───── Task input ─────
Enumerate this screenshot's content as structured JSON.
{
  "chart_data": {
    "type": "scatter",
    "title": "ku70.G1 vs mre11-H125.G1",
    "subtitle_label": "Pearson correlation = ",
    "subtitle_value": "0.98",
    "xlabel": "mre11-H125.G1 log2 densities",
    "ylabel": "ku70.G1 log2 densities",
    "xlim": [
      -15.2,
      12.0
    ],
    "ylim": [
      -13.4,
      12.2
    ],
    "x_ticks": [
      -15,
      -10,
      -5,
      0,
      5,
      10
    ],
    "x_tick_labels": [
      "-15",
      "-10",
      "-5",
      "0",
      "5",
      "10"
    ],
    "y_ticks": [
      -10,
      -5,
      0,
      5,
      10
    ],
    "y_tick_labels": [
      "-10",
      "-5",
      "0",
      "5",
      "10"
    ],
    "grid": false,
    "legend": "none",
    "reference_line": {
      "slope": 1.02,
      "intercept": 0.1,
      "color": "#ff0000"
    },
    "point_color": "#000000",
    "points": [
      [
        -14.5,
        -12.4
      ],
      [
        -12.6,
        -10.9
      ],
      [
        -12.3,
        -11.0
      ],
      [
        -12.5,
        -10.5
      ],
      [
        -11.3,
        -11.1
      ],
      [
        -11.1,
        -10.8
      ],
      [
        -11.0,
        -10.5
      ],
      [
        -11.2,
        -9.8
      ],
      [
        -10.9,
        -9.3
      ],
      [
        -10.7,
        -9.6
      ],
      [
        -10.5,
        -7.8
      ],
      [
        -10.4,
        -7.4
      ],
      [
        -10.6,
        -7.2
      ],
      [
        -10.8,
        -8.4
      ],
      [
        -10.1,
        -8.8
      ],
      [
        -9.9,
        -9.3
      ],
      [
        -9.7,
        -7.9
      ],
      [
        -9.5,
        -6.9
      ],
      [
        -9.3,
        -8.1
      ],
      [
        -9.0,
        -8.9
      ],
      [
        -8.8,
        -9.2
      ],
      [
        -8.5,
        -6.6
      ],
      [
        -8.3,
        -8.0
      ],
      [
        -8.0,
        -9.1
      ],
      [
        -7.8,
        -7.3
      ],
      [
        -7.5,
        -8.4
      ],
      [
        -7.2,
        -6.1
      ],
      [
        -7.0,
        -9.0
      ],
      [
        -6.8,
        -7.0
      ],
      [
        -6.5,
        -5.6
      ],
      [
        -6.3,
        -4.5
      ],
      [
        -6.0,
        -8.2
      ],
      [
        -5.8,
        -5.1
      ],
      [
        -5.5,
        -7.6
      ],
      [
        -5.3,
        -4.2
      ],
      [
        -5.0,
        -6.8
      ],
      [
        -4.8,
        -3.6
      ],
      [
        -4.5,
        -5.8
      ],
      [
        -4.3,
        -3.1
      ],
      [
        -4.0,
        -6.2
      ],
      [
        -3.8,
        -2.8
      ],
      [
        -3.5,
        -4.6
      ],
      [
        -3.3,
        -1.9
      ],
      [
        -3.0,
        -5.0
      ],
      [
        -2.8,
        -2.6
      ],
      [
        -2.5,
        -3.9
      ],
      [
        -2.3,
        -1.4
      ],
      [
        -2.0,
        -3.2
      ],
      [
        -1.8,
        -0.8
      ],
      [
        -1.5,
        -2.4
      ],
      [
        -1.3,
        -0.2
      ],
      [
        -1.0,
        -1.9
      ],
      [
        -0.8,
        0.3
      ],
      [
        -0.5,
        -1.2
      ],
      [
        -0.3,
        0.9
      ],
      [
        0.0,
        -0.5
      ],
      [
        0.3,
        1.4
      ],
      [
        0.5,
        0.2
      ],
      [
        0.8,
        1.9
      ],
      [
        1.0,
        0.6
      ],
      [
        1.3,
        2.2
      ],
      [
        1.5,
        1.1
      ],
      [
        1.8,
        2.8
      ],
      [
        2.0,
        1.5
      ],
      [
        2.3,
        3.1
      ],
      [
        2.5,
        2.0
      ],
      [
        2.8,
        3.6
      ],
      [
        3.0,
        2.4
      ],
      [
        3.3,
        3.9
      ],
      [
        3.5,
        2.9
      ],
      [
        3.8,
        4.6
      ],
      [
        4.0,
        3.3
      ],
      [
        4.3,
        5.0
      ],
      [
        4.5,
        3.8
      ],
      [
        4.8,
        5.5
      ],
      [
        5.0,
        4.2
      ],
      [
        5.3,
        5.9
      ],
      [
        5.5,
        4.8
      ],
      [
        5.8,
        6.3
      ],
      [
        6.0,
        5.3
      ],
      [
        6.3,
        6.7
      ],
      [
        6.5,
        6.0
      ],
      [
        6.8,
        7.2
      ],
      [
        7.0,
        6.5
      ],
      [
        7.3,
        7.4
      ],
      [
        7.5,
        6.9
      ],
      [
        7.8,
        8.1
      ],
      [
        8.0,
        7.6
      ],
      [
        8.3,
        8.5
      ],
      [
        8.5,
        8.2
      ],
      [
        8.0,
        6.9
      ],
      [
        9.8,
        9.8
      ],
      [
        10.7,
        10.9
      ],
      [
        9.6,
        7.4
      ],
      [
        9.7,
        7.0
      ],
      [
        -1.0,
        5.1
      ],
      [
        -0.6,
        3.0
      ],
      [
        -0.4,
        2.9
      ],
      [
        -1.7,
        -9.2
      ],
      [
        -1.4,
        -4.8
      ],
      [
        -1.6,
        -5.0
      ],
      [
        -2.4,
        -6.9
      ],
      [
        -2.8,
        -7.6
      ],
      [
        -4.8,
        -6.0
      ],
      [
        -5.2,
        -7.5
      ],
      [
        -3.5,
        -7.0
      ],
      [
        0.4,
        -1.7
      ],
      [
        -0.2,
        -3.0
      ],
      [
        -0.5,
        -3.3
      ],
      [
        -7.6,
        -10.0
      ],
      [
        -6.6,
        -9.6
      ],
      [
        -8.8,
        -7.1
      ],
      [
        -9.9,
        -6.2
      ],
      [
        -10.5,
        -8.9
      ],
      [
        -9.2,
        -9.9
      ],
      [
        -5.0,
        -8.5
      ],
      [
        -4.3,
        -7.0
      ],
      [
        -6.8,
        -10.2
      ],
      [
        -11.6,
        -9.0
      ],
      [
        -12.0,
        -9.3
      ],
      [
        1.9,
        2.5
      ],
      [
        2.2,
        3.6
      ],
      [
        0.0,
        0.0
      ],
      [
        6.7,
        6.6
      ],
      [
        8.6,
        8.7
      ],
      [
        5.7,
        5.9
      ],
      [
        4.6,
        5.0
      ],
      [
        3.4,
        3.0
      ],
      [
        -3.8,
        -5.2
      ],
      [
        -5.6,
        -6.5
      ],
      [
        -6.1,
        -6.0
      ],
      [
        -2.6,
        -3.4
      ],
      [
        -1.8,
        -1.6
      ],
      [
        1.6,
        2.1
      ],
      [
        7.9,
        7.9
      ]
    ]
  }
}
─────
* _Goal of the exercise_
Take every line above carrying "densities" and return it.

* _Task result_
    "xlabel": "mre11-H125.G1 log2 densities",
    "ylabel": "ku70.G1 log2 densities",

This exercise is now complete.